<<<<

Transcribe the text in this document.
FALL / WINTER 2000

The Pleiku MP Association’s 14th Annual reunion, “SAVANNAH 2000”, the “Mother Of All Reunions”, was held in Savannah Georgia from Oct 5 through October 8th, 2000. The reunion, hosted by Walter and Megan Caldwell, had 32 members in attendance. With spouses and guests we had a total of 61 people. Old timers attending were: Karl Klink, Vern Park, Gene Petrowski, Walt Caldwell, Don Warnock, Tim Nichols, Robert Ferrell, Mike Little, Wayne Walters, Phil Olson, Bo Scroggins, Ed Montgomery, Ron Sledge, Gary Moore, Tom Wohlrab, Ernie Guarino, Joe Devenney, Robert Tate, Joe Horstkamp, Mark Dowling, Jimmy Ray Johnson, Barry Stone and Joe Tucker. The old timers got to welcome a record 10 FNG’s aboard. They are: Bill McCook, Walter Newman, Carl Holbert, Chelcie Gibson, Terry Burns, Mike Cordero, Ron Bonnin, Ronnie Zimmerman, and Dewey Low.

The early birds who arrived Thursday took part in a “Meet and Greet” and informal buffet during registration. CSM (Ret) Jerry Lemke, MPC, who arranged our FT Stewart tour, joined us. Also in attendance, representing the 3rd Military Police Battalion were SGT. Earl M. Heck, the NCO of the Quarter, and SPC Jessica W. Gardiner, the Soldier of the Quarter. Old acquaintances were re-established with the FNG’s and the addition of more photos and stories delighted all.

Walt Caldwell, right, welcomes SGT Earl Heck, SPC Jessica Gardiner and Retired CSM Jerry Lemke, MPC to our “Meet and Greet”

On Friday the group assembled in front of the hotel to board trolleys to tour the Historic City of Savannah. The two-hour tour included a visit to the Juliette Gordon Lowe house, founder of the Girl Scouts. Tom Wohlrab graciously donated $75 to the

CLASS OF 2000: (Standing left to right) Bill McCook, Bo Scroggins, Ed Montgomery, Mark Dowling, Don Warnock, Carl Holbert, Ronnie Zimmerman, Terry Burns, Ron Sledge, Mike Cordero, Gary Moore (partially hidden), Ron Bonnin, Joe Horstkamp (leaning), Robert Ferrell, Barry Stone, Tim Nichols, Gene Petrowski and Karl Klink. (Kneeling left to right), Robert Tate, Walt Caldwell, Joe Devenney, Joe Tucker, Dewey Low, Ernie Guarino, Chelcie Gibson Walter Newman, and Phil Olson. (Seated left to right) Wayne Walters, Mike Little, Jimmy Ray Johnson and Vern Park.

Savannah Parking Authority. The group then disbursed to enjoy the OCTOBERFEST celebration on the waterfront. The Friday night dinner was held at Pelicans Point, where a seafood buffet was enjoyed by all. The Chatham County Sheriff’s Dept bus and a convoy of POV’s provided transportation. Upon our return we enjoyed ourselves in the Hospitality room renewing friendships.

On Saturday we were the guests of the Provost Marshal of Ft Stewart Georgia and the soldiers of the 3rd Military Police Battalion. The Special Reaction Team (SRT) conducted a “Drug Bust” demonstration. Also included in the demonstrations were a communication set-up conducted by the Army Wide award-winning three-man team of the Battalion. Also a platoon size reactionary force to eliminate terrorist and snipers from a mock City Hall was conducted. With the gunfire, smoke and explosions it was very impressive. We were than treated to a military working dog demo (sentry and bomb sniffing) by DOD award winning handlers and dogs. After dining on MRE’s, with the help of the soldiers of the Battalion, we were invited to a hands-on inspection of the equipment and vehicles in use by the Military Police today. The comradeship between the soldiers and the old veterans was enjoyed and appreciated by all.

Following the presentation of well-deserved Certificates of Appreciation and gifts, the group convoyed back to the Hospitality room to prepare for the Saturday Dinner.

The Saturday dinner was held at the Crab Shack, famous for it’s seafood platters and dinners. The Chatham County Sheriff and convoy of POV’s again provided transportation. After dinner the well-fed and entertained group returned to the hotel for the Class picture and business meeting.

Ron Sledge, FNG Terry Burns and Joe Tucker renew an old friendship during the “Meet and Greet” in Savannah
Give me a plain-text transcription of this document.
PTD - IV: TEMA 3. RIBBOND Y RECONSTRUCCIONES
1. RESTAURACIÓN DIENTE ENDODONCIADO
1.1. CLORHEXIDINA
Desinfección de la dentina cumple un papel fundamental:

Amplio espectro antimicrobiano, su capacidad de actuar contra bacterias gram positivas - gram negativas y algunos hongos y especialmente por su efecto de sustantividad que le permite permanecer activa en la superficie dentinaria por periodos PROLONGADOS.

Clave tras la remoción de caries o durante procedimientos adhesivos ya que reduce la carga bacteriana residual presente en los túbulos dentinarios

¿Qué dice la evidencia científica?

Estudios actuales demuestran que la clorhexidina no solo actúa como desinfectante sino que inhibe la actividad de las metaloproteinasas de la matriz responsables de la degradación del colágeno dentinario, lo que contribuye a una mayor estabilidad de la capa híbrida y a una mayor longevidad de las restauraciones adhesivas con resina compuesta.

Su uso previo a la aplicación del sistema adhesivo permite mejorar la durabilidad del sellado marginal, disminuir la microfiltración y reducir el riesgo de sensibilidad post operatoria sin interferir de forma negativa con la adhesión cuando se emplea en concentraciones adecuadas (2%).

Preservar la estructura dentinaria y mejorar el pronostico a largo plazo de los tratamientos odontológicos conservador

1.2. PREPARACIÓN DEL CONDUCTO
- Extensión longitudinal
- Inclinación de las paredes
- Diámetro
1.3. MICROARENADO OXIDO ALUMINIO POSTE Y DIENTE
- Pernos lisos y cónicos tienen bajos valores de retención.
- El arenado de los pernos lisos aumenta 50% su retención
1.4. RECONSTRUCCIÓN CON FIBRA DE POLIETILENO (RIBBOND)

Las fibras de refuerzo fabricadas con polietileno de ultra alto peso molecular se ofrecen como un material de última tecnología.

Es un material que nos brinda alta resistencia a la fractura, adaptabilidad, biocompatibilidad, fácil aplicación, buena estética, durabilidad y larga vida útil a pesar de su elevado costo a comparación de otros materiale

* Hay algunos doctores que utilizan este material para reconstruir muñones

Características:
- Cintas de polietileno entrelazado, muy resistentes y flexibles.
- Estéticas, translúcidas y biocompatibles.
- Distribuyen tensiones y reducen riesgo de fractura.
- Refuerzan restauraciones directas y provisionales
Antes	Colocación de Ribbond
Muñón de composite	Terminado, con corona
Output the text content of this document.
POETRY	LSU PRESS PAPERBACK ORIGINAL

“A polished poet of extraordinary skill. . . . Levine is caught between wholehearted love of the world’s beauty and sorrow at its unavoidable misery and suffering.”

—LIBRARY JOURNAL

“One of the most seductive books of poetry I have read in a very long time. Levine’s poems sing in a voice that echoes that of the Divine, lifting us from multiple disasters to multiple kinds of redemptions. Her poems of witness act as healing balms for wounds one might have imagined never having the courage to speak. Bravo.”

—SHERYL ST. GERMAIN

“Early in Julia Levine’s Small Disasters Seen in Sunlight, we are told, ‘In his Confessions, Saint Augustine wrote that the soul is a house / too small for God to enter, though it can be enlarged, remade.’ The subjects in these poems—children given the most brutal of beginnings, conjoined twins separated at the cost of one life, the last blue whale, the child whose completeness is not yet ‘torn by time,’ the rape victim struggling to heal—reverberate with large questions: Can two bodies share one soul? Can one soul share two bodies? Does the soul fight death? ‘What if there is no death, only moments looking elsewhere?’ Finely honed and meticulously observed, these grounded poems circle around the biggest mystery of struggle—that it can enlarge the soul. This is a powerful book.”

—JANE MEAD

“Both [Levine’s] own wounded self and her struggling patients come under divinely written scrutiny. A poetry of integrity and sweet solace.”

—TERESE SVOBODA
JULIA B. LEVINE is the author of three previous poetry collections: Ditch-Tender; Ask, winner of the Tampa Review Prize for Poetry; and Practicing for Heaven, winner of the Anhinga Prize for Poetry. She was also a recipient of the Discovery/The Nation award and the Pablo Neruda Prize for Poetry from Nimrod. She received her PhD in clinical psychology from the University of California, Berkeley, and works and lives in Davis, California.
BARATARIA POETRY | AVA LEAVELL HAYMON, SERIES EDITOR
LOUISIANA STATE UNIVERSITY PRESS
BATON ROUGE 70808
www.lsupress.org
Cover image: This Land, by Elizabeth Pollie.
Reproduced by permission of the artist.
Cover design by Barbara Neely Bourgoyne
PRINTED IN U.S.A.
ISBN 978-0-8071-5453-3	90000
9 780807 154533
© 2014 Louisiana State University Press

>>>>

== Problem description ==
The sole response should be the count of lines in the material holding the string "struggling".

== Finished exercise ==
2